### Texte à lire
Monsieur l'ambassadeur, vous êtes ambassadeur de France dans notre pays depuis octobre 2017. Comment se sont passées pour vous ces deux années en Arménie ? Votre travail diplomatique en Arménie se passe à un moment remarquable. Vous avez pris vos fonctions d'ambassadeur sous l'ancien gouvernement, puis il y a eu un changement de gouvernement en Arménie. A votre avis, qu'est-ce que ce changement a apporté pour l’Arménie ? Qu'en pensez-vous à ce sujet ? Comment évaluez-vous les relations entre l’Arménie et la France ? Le Premier ministre de la République d'Arménie s'est rendu à Paris à plusieurs reprises, le Président français était, à son tour, venu en Arménie. La France est l'un des partenaires importants et amicaux de l'Arménie. Comment la France considère-t-elle l'Arménie aujourd’hui ? Dans quelle mesure les relations avec l'Arménie sont-elles une prioritaires pour la France ?
Cette période a été très riche et dense, tant pour l’Arménie que pour la relation franco-arménienne. L’année 2018 a naturellement marqué un tournant avec la révolution de velours et la tenue à Erevan du Sommet de la Francophonie avec la participation du Président de la République, Emmanuel Macron, deux événements qui ont conduit à un changement profond de la perception de l’Arménie en France, lui donnant un caractère plus positif et tourné vers l’avenir.
Les événements politiques qui se sont produits en Arménie vont de pair avec un nouveau dynamisme de la relation bilatérale. La France souhaite être au premier rang des partenaires de l’Arménie dans la consolidation de la démocratie, du renforcement de l’Etat de Droit, de la mise en œuvre de ses réformes. Nos relations reposent sur un tissu dense de relations entre les Parlements ainsi que les collectivités territoriales dont de nombreuses délégations (Ile de France, Bouches-du-Rhône, Auvergne-Rhône-Alpes, Lyon…) se sont rendues en Arménie ces derniers mois, témoignant d’un intérêt particulier pour la « nouvelle Arménie ».
Cette « nouvelle Arménie », qui est une réalité qui dépasse le seul domaine politique, impose de revisiter l’ensemble des domaines de coopération entre nos deux pays et de leur donner un nouvel essor.
Pour l’Ambassade, ces changements impliquent de nouer un réseau extrêmement dense de relations dans tous les domaines : avec les nouvelles autorités et les nouveaux élus, tant au Parlement que dans les municipalités, bien-sûr, mais également dans la société civile, les milieux éducatifs et artistiques.
Il y a actuellement en Arménie un changement générationnel dans tous les domaines, politique bien-sûr, mais également économique, avec l’essor des nouvelles technologies, ainsi que dans le domaine culturel. Le rôle d’une Ambassade est d’aller à la rencontre de ces nouveaux acteurs, hommes et femmes, et de les aider à nouer des partenariats avec la France, chacun dans son domaine. La relation franco-arménienne est marquée par une forte dimension historique et mémorielle mais il faut construire la relation franco-arménienne du XXIè siècle, fondée sur les nouvelles dynamiques à l’œuvre, tant en France qu’en Arménie.

### Extrait des données
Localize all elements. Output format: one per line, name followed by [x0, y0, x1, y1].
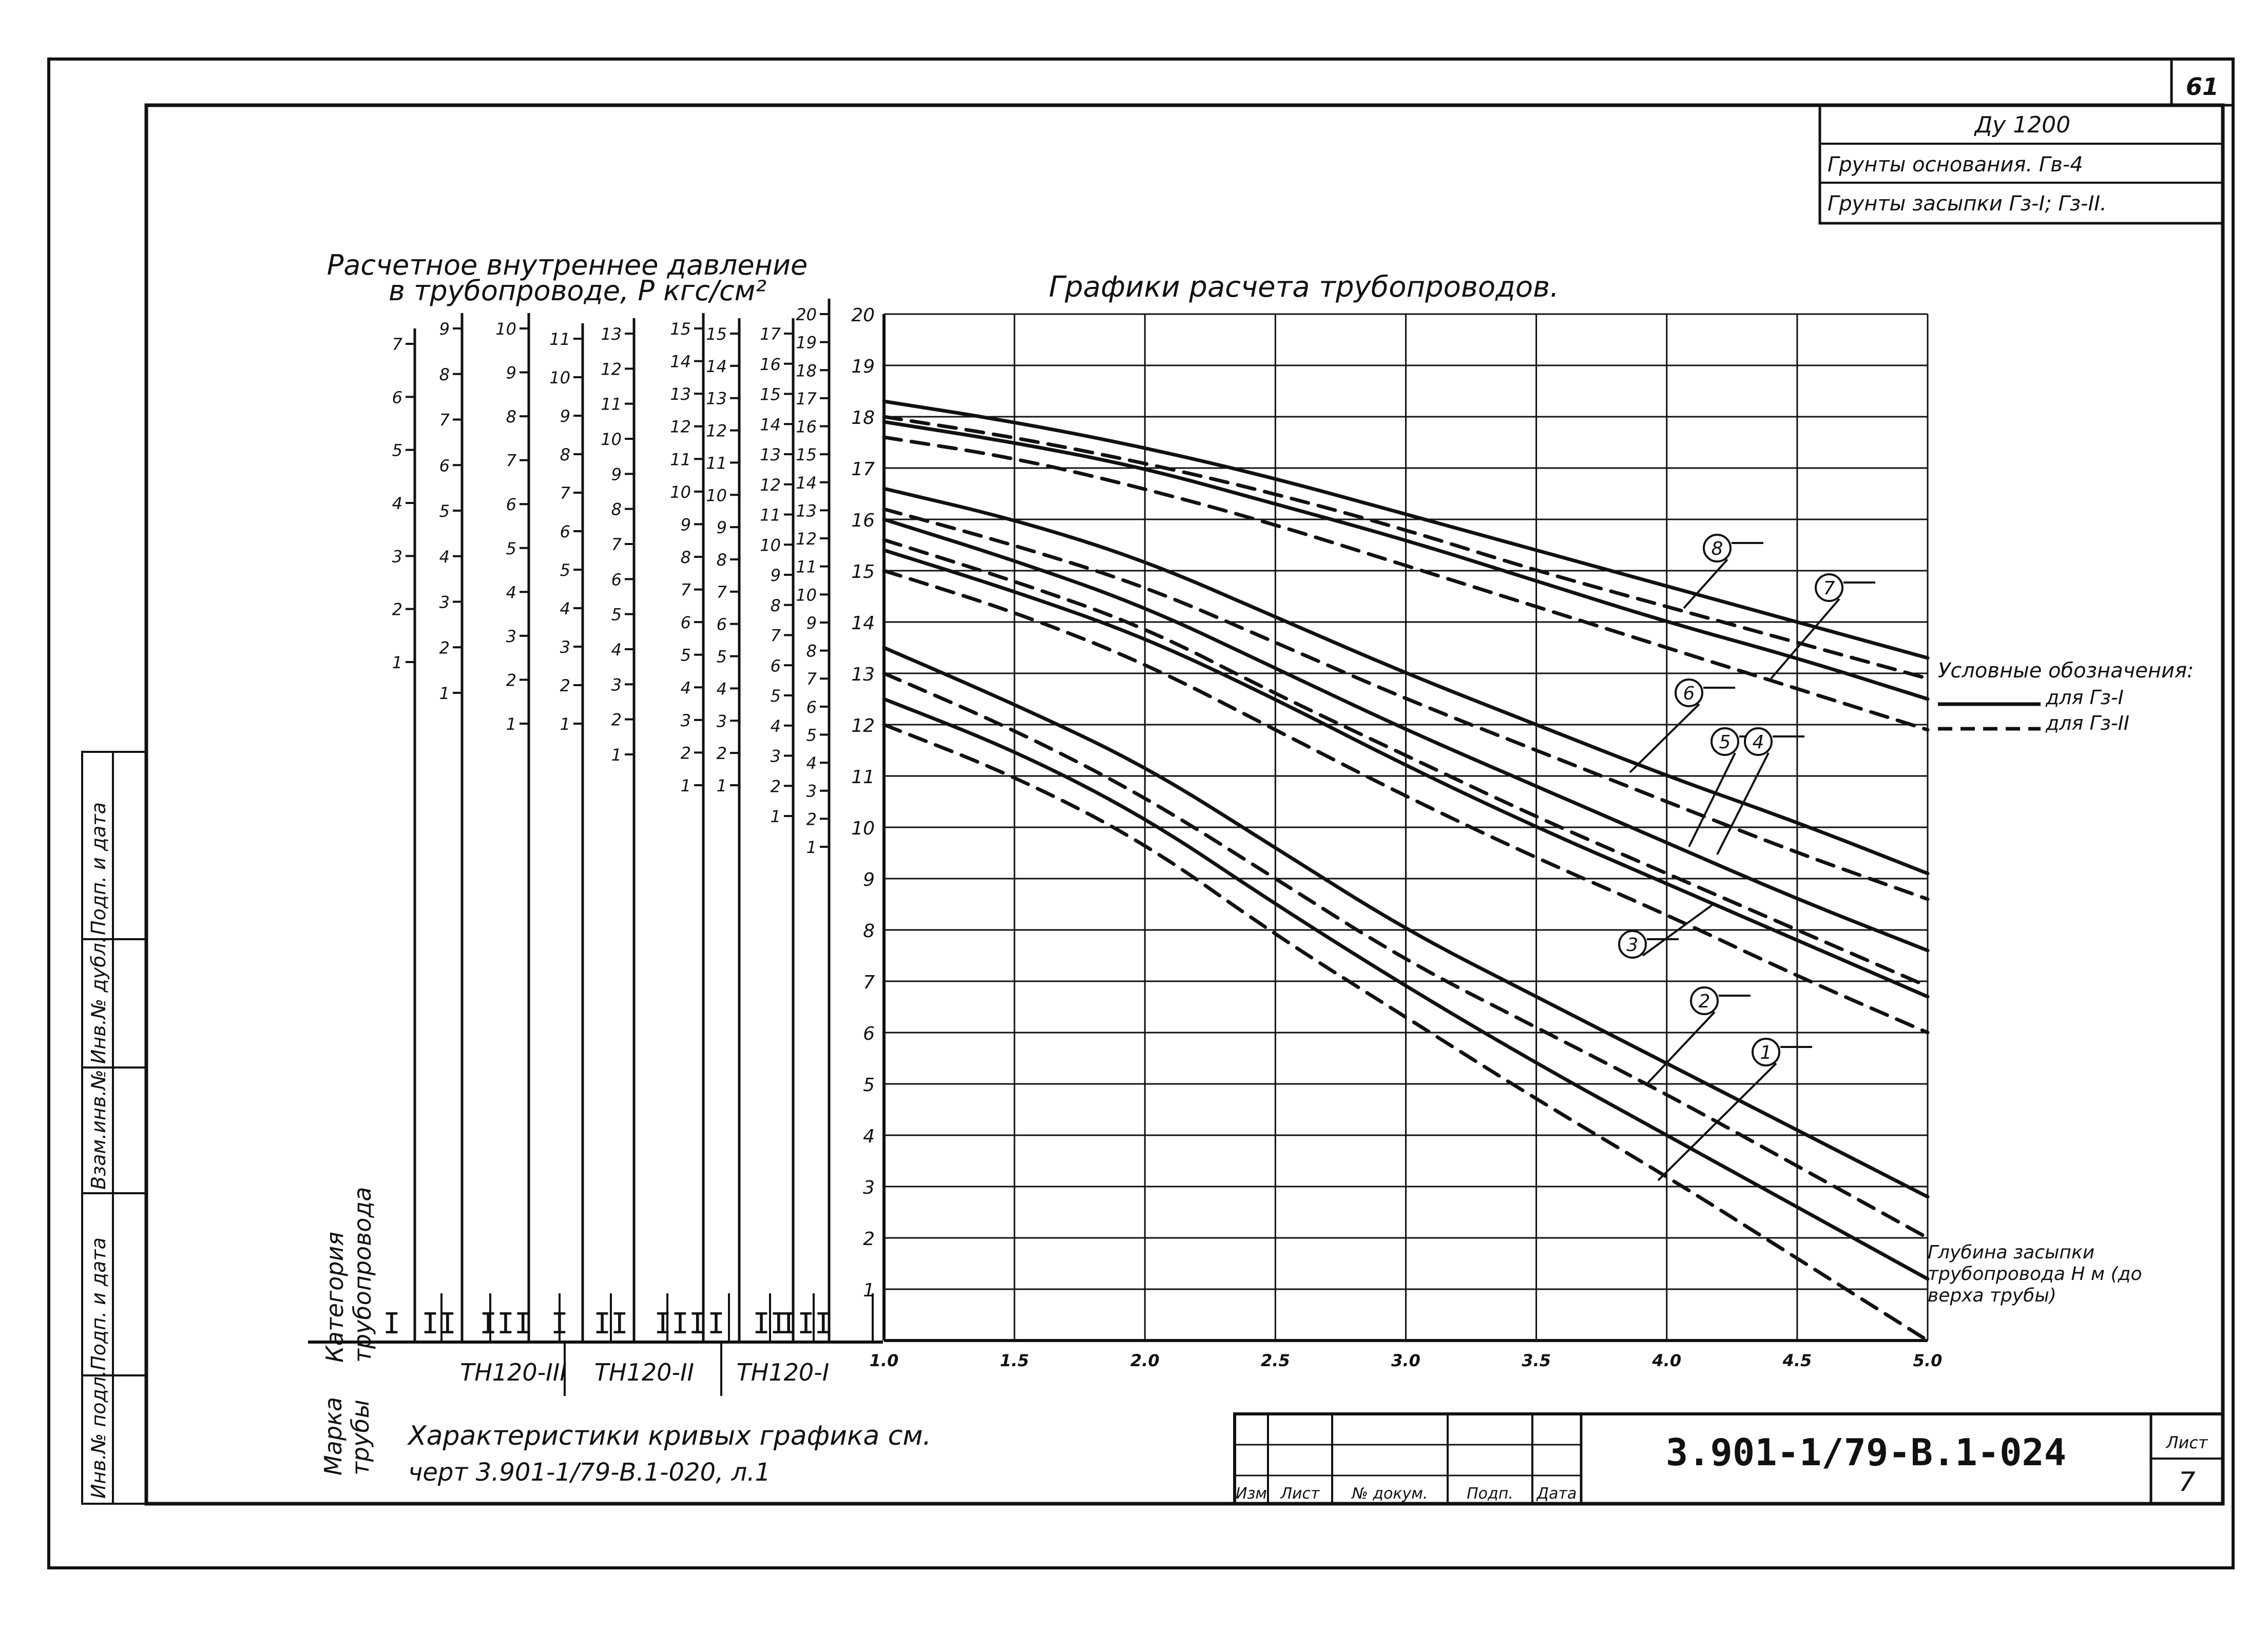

### Consigne
Indiquez si chacune des affirmations suivantes est conforme à l'entretien, en répondant par oui ou par non et en citant les mots qui permettent de trancher. 1. L'ambassadeur est en poste en Arménie depuis octobre 2017. 2. Le Sommet de la Francophonie de 2018 s'est tenu à Paris. 3. Selon l'ambassadeur, le changement générationnel en Arménie ne touche que la politique. Le matériel joint n'est pas utile pour répondre.

### Résultat final
1. Oui : « vous êtes ambassadeur de France dans notre pays depuis octobre 2017 ».
2. Non : « la tenue à Erevan du Sommet de la Francophonie ».
3. Non : « un changement générationnel dans tous les domaines, politique bien-sûr, mais également économique ».